*Material*:
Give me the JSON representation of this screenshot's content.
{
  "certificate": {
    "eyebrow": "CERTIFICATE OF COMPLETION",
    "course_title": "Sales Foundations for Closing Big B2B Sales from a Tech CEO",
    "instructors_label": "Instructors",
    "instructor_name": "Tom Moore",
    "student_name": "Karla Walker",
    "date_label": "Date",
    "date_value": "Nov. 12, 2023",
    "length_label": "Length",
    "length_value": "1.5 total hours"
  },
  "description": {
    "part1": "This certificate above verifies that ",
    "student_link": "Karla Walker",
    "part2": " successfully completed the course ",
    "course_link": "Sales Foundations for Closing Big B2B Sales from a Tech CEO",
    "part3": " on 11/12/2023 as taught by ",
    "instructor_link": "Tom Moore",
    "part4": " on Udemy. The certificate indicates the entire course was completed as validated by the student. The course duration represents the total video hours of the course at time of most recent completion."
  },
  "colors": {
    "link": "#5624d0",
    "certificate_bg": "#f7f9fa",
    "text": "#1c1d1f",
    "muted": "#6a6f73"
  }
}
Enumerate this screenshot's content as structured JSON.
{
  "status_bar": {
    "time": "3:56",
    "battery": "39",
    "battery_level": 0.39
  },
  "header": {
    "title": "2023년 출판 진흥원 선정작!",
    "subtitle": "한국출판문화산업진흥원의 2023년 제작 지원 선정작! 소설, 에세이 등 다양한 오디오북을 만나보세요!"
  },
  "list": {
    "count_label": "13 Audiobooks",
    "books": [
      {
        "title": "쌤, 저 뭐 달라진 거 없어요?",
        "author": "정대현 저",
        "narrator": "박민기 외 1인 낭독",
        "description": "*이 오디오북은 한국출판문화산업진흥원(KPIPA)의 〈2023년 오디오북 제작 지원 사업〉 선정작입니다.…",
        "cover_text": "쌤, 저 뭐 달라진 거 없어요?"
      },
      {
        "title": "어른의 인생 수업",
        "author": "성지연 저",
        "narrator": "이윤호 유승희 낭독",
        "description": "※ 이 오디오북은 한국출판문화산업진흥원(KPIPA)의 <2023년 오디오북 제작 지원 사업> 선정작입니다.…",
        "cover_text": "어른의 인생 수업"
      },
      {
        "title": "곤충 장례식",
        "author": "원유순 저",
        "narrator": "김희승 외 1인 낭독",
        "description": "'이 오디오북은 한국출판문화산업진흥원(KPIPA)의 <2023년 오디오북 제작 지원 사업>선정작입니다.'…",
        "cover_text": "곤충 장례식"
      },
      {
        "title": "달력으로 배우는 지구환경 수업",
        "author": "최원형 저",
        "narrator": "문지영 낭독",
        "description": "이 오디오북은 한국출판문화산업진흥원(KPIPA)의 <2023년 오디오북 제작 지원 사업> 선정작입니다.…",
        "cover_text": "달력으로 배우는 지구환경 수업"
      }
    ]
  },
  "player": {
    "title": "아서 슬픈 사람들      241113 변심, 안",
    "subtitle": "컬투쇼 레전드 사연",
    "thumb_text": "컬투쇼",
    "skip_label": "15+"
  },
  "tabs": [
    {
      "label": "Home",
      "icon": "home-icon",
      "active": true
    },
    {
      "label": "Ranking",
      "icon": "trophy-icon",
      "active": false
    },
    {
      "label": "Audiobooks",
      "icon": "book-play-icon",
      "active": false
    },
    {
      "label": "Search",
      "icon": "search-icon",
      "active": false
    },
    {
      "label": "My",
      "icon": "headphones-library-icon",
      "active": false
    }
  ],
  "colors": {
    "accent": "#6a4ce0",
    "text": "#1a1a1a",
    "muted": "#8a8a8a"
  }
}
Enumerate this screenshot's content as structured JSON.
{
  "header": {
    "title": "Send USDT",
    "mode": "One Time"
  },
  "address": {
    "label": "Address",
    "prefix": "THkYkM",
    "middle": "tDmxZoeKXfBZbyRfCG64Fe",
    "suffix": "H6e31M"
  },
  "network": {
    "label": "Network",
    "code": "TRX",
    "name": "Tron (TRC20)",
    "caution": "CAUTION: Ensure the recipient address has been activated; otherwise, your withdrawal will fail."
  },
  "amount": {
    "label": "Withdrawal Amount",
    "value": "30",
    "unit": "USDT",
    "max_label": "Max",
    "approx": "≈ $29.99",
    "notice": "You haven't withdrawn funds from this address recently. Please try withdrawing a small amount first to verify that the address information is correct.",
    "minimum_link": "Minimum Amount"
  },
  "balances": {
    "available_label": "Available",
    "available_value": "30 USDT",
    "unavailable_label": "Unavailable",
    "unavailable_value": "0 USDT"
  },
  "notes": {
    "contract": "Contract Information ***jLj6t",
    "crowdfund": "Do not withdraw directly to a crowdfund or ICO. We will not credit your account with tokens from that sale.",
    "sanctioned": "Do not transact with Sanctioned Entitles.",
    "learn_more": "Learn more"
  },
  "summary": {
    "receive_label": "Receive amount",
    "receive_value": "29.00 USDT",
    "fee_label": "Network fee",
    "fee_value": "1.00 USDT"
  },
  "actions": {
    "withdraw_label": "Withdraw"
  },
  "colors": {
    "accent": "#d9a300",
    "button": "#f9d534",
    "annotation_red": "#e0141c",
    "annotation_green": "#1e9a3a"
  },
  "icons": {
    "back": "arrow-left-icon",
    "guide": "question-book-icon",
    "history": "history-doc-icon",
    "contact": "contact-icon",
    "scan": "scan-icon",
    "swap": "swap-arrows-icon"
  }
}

*Objective*: Every record above must be duplicated exactly.

*Solution to this task*:
Give me the JSON representation of this screenshot's content.
{
  "certificate": {
    "eyebrow": "CERTIFICATE OF COMPLETION",
    "course_title": "Sales Foundations for Closing Big B2B Sales from a Tech CEO",
    "instructors_label": "Instructors",
    "instructor_name": "Tom Moore",
    "student_name": "Karla Walker",
    "date_label": "Date",
    "date_value": "Nov. 12, 2023",
    "length_label": "Length",
    "length_value": "1.5 total hours"
  },
  "description": {
    "part1": "This certificate above verifies that ",
    "student_link": "Karla Walker",
    "part2": " successfully completed the course ",
    "course_link": "Sales Foundations for Closing Big B2B Sales from a Tech CEO",
    "part3": " on 11/12/2023 as taught by ",
    "instructor_link": "Tom Moore",
    "part4": " on Udemy. The certificate indicates the entire course was completed as validated by the student. The course duration represents the total video hours of the course at time of most recent completion."
  },
  "colors": {
    "link": "#5624d0",
    "certificate_bg": "#f7f9fa",
    "text": "#1c1d1f",
    "muted": "#6a6f73"
  }
}
Enumerate this screenshot's content as structured JSON.
{
  "status_bar": {
    "time": "3:56",
    "battery": "39",
    "battery_level": 0.39
  },
  "header": {
    "title": "2023년 출판 진흥원 선정작!",
    "subtitle": "한국출판문화산업진흥원의 2023년 제작 지원 선정작! 소설, 에세이 등 다양한 오디오북을 만나보세요!"
  },
  "list": {
    "count_label": "13 Audiobooks",
    "books": [
      {
        "title": "쌤, 저 뭐 달라진 거 없어요?",
        "author": "정대현 저",
        "narrator": "박민기 외 1인 낭독",
        "description": "*이 오디오북은 한국출판문화산업진흥원(KPIPA)의 〈2023년 오디오북 제작 지원 사업〉 선정작입니다.…",
        "cover_text": "쌤, 저 뭐 달라진 거 없어요?"
      },
      {
        "title": "어른의 인생 수업",
        "author": "성지연 저",
        "narrator": "이윤호 유승희 낭독",
        "description": "※ 이 오디오북은 한국출판문화산업진흥원(KPIPA)의 <2023년 오디오북 제작 지원 사업> 선정작입니다.…",
        "cover_text": "어른의 인생 수업"
      },
      {
        "title": "곤충 장례식",
        "author": "원유순 저",
        "narrator": "김희승 외 1인 낭독",
        "description": "'이 오디오북은 한국출판문화산업진흥원(KPIPA)의 <2023년 오디오북 제작 지원 사업>선정작입니다.'…",
        "cover_text": "곤충 장례식"
      },
      {
        "title": "달력으로 배우는 지구환경 수업",
        "author": "최원형 저",
        "narrator": "문지영 낭독",
        "description": "이 오디오북은 한국출판문화산업진흥원(KPIPA)의 <2023년 오디오북 제작 지원 사업> 선정작입니다.…",
        "cover_text": "달력으로 배우는 지구환경 수업"
      }
    ]
  },
  "player": {
    "title": "아서 슬픈 사람들      241113 변심, 안",
    "subtitle": "컬투쇼 레전드 사연",
    "thumb_text": "컬투쇼",
    "skip_label": "15+"
  },
  "tabs": [
    {
      "label": "Home",
      "icon": "home-icon",
      "active": true
    },
    {
      "label": "Ranking",
      "icon": "trophy-icon",
      "active": false
    },
    {
      "label": "Audiobooks",
      "icon": "book-play-icon",
      "active": false
    },
    {
      "label": "Search",
      "icon": "search-icon",
      "active": false
    },
    {
      "label": "My",
      "icon": "headphones-library-icon",
      "active": false
    }
  ],
  "colors": {
    "accent": "#6a4ce0",
    "text": "#1a1a1a",
    "muted": "#8a8a8a"
  }
}
Enumerate this screenshot's content as structured JSON.
{
  "header": {
    "title": "Send USDT",
    "mode": "One Time"
  },
  "address": {
    "label": "Address",
    "prefix": "THkYkM",
    "middle": "tDmxZoeKXfBZbyRfCG64Fe",
    "suffix": "H6e31M"
  },
  "network": {
    "label": "Network",
    "code": "TRX",
    "name": "Tron (TRC20)",
    "caution": "CAUTION: Ensure the recipient address has been activated; otherwise, your withdrawal will fail."
  },
  "amount": {
    "label": "Withdrawal Amount",
    "value": "30",
    "unit": "USDT",
    "max_label": "Max",
    "approx": "≈ $29.99",
    "notice": "You haven't withdrawn funds from this address recently. Please try withdrawing a small amount first to verify that the address information is correct.",
    "minimum_link": "Minimum Amount"
  },
  "balances": {
    "available_label": "Available",
    "available_value": "30 USDT",
    "unavailable_label": "Unavailable",
    "unavailable_value": "0 USDT"
  },
  "notes": {
    "contract": "Contract Information ***jLj6t",
    "crowdfund": "Do not withdraw directly to a crowdfund or ICO. We will not credit your account with tokens from that sale.",
    "sanctioned": "Do not transact with Sanctioned Entitles.",
    "learn_more": "Learn more"
  },
  "summary": {
    "receive_label": "Receive amount",
    "receive_value": "29.00 USDT",
    "fee_label": "Network fee",
    "fee_value": "1.00 USDT"
  },
  "actions": {
    "withdraw_label": "Withdraw"
  },
  "colors": {
    "accent": "#d9a300",
    "button": "#f9d534",
    "annotation_red": "#e0141c",
    "annotation_green": "#1e9a3a"
  },
  "icons": {
    "back": "arrow-left-icon",
    "guide": "question-book-icon",
    "history": "history-doc-icon",
    "contact": "contact-icon",
    "scan": "scan-icon",
    "swap": "swap-arrows-icon"
  }
}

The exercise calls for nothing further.